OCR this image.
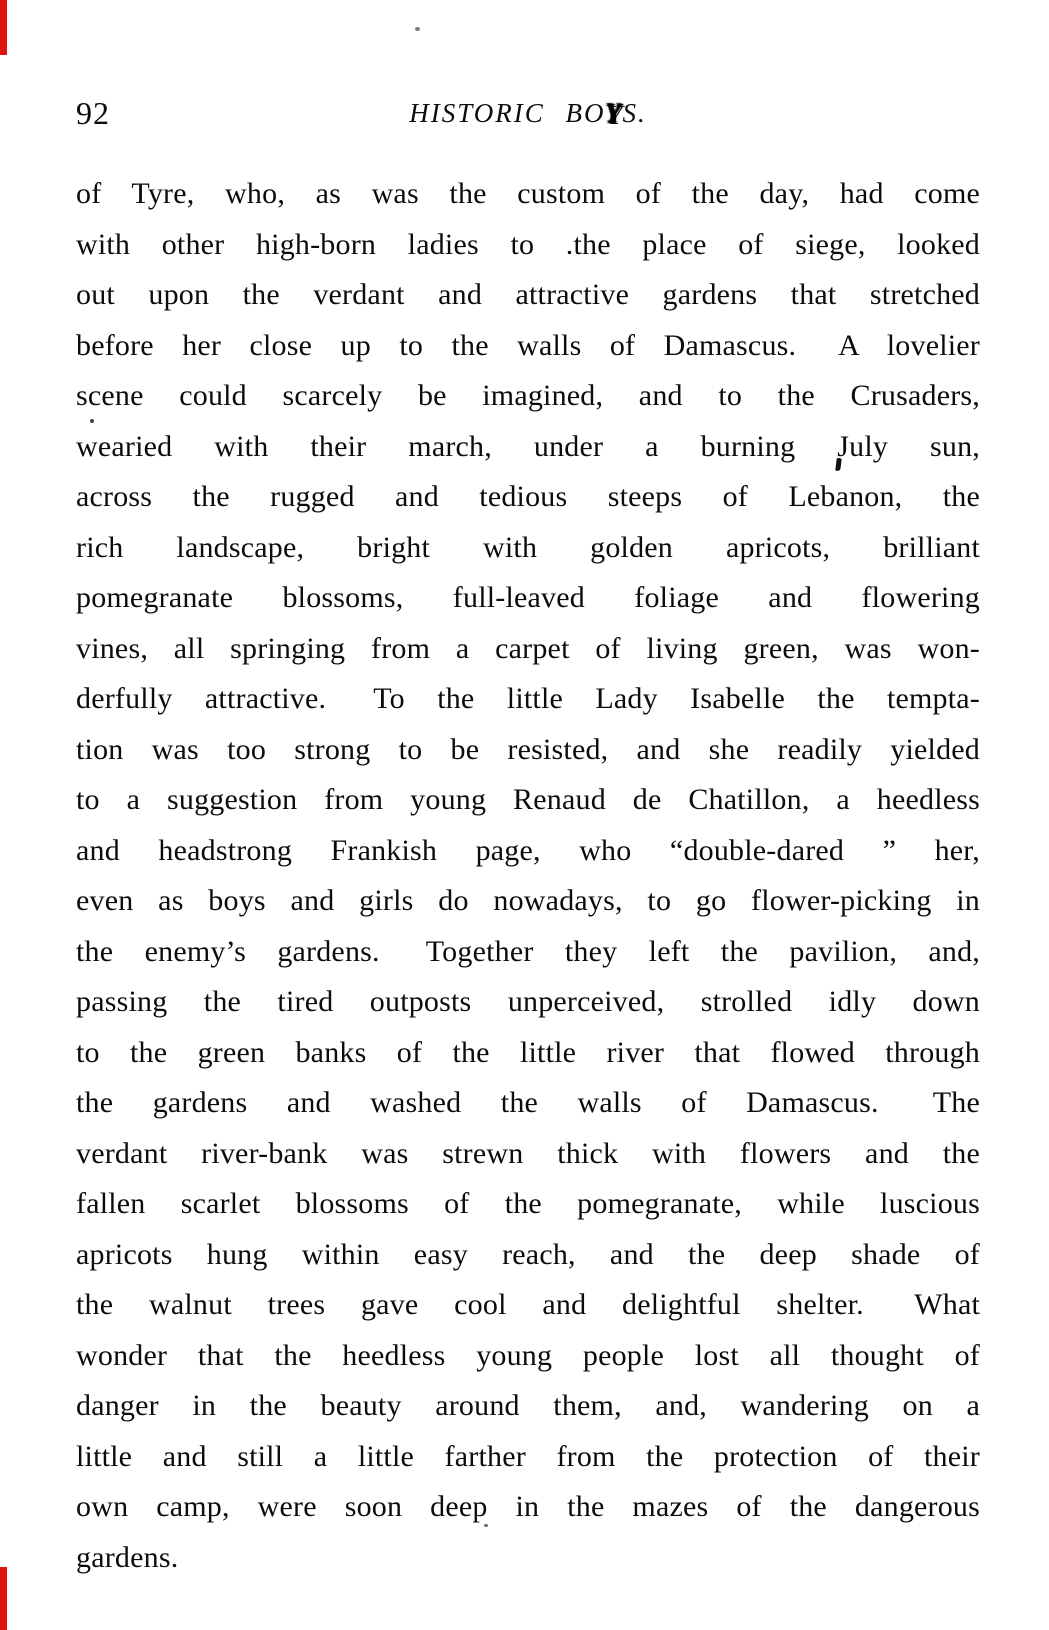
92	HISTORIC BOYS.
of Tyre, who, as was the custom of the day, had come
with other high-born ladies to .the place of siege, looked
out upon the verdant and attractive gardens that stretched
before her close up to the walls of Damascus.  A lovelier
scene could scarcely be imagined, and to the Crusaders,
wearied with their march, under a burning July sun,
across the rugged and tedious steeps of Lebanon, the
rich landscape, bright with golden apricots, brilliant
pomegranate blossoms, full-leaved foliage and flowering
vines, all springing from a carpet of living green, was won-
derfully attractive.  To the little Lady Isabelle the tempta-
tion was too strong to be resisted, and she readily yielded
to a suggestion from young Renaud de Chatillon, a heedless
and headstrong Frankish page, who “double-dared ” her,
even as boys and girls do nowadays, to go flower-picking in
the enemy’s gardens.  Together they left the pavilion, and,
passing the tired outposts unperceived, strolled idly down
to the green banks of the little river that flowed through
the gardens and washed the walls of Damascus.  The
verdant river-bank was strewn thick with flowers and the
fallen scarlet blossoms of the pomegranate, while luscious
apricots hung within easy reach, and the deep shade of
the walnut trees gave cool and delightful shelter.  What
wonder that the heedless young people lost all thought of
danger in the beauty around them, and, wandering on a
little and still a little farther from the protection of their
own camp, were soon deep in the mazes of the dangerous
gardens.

_Work to be completed_
Of the lines in the records, how many contain the word "deep"? Answer with the number and nothing else.

_Output_
2